Write out every entry word for word.
_ _ _ _ _
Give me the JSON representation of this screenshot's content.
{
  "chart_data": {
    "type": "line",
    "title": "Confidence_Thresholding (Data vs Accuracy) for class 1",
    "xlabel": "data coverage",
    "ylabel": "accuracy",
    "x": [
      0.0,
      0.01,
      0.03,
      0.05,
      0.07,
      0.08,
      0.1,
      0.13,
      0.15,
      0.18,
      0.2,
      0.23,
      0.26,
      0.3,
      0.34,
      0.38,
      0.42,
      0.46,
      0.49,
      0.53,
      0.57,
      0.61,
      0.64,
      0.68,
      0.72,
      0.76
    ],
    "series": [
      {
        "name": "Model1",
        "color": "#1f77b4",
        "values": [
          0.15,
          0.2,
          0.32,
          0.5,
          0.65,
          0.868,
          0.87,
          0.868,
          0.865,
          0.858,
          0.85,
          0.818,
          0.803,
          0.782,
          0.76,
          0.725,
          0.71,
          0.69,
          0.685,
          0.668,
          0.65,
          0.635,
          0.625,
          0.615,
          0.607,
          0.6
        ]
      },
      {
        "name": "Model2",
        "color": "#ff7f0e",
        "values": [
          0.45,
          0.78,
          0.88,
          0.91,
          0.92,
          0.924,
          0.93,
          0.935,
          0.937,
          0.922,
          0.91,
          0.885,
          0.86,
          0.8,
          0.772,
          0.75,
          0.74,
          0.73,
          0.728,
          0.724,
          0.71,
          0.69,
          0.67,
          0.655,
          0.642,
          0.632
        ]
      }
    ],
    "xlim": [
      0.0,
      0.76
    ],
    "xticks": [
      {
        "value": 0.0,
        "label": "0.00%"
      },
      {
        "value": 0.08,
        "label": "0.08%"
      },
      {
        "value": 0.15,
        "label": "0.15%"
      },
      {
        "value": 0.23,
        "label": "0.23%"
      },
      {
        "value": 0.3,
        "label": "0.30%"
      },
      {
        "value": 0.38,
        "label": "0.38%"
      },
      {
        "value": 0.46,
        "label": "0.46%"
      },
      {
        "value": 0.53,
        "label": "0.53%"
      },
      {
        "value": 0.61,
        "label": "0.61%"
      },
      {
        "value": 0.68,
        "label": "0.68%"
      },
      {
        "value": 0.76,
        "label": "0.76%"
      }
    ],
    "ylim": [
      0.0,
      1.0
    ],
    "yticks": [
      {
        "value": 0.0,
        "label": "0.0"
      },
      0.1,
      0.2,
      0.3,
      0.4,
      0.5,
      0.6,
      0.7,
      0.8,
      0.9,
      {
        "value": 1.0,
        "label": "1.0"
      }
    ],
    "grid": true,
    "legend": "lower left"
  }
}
_ _ _ _ _
**Response to this exercise**
Give me the JSON representation of this screenshot's content.
{
  "chart_data": {
    "type": "line",
    "title": "Confidence_Thresholding (Data vs Accuracy) for class 1",
    "xlabel": "data coverage",
    "ylabel": "accuracy",
    "x": [
      0.0,
      0.01,
      0.03,
      0.05,
      0.07,
      0.08,
      0.1,
      0.13,
      0.15,
      0.18,
      0.2,
      0.23,
      0.26,
      0.3,
      0.34,
      0.38,
      0.42,
      0.46,
      0.49,
      0.53,
      0.57,
      0.61,
      0.64,
      0.68,
      0.72,
      0.76
    ],
    "series": [
      {
        "name": "Model1",
        "color": "#1f77b4",
        "values": [
          0.15,
          0.2,
          0.32,
          0.5,
          0.65,
          0.868,
          0.87,
          0.868,
          0.865,
          0.858,
          0.85,
          0.818,
          0.803,
          0.782,
          0.76,
          0.725,
          0.71,
          0.69,
          0.685,
          0.668,
          0.65,
          0.635,
          0.625,
          0.615,
          0.607,
          0.6
        ]
      },
      {
        "name": "Model2",
        "color": "#ff7f0e",
        "values": [
          0.45,
          0.78,
          0.88,
          0.91,
          0.92,
          0.924,
          0.93,
          0.935,
          0.937,
          0.922,
          0.91,
          0.885,
          0.86,
          0.8,
          0.772,
          0.75,
          0.74,
          0.73,
          0.728,
          0.724,
          0.71,
          0.69,
          0.67,
          0.655,
          0.642,
          0.632
        ]
      }
    ],
    "xlim": [
      0.0,
      0.76
    ],
    "xticks": [
      {
        "value": 0.0,
        "label": "0.00%"
      },
      {
        "value": 0.08,
        "label": "0.08%"
      },
      {
        "value": 0.15,
        "label": "0.15%"
      },
      {
        "value": 0.23,
        "label": "0.23%"
      },
      {
        "value": 0.3,
        "label": "0.30%"
      },
      {
        "value": 0.38,
        "label": "0.38%"
      },
      {
        "value": 0.46,
        "label": "0.46%"
      },
      {
        "value": 0.53,
        "label": "0.53%"
      },
      {
        "value": 0.61,
        "label": "0.61%"
      },
      {
        "value": 0.68,
        "label": "0.68%"
      },
      {
        "value": 0.76,
        "label": "0.76%"
      }
    ],
    "ylim": [
      0.0,
      1.0
    ],
    "yticks": [
      {
        "value": 0.0,
        "label": "0.0"
      },
      0.1,
      0.2,
      0.3,
      0.4,
      0.5,
      0.6,
      0.7,
      0.8,
      0.9,
      {
        "value": 1.0,
        "label": "1.0"
      }
    ],
    "grid": true,
    "legend": "lower left"
  }
}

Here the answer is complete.